=== Supplied data ===
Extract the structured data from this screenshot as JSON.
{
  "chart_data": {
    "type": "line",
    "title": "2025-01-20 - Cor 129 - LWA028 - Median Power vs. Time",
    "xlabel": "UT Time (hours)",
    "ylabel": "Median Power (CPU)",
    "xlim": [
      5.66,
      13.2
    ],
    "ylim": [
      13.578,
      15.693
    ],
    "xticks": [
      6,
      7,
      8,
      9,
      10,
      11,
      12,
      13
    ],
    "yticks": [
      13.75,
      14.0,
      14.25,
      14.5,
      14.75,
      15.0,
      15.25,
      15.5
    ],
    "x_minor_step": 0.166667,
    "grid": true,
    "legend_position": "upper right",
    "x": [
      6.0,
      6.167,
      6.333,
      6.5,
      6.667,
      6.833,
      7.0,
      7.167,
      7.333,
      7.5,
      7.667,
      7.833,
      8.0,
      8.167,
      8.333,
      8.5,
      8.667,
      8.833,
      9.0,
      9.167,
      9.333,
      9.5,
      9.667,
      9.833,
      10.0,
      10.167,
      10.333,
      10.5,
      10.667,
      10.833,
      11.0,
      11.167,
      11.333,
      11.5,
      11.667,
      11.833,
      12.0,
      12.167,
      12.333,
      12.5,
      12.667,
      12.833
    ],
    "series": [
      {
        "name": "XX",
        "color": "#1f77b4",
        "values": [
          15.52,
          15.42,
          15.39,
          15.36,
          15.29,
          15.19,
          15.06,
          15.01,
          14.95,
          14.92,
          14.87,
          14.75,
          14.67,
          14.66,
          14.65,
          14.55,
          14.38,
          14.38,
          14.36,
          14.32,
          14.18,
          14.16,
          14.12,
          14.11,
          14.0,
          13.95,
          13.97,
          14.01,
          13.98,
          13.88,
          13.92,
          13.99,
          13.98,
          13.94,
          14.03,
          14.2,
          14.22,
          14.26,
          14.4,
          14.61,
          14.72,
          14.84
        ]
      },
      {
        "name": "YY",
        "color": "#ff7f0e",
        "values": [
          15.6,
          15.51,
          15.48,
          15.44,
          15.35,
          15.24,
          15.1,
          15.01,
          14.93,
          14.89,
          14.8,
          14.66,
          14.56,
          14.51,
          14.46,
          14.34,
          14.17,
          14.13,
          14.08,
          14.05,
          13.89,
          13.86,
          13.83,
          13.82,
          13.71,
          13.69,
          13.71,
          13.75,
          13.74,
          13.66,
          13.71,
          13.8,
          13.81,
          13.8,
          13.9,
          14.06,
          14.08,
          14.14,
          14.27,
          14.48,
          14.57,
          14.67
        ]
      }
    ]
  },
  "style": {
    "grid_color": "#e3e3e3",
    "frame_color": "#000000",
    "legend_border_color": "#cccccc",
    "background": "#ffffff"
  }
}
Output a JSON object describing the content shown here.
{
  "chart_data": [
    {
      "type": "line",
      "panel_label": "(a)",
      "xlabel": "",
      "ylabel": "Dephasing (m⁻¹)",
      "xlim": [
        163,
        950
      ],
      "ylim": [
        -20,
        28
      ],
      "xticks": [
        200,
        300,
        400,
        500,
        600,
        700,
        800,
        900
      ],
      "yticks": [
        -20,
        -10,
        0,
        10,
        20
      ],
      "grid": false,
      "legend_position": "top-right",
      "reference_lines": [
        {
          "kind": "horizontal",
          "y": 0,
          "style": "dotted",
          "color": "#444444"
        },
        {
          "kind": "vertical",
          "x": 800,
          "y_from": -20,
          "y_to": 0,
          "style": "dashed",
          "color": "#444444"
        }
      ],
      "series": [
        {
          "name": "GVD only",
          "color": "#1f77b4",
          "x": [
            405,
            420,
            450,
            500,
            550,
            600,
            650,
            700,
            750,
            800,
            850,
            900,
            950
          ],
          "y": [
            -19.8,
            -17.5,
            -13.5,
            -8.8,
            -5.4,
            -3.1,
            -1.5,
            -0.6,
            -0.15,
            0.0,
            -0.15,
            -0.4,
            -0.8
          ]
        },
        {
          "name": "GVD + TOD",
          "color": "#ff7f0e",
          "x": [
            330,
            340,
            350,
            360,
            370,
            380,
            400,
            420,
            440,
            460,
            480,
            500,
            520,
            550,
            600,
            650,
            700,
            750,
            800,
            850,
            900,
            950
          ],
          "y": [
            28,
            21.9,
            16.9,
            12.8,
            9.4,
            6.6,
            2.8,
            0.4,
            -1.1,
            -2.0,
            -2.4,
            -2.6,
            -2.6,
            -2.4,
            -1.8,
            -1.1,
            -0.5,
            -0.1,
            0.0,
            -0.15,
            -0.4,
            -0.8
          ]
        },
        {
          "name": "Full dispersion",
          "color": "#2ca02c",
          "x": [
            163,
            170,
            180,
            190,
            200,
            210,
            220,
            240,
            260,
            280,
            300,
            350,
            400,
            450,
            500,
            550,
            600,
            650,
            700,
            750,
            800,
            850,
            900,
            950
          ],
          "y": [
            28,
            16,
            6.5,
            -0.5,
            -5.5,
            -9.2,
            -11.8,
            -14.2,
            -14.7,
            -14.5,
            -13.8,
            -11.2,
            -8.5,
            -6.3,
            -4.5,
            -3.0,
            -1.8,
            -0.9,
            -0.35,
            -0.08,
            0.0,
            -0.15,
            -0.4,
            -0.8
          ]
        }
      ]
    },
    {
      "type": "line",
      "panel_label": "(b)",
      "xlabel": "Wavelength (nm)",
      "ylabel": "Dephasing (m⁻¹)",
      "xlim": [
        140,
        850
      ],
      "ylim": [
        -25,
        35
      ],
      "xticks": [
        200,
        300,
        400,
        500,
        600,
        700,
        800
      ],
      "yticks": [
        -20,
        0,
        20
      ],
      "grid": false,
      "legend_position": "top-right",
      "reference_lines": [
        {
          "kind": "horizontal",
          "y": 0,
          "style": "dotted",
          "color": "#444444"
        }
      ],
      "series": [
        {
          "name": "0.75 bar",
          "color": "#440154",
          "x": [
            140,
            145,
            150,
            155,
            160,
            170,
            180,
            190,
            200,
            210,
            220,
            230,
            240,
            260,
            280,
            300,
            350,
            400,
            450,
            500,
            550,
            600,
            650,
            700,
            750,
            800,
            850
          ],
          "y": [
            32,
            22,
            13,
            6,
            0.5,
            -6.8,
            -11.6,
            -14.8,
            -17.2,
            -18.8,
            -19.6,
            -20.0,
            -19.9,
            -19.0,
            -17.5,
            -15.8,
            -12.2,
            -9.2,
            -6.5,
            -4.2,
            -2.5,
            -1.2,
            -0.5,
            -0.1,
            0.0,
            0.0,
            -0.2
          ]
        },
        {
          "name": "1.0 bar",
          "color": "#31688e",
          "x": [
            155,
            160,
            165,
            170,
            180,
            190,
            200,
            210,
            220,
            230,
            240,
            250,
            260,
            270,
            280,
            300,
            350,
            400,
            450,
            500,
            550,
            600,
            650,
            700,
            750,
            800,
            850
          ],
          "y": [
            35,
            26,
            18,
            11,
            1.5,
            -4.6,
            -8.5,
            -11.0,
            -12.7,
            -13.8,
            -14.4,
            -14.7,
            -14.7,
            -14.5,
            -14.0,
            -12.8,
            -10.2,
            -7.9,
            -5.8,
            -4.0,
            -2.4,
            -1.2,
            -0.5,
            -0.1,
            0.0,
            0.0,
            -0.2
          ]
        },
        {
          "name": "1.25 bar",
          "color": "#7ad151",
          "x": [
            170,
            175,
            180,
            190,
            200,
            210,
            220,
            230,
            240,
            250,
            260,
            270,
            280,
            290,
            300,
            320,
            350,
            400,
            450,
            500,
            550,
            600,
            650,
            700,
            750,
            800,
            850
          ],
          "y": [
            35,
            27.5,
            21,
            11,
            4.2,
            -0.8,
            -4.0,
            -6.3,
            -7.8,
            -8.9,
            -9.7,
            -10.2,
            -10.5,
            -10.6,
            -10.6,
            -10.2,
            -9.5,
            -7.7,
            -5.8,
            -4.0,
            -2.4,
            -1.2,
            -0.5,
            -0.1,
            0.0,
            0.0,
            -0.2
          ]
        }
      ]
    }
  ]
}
===
● **Description of the task**: Pick out the lines that contain "JSON" and copy them.

● **The completed task**:
Extract the structured data from this screenshot as JSON.
Output a JSON object describing the content shown here.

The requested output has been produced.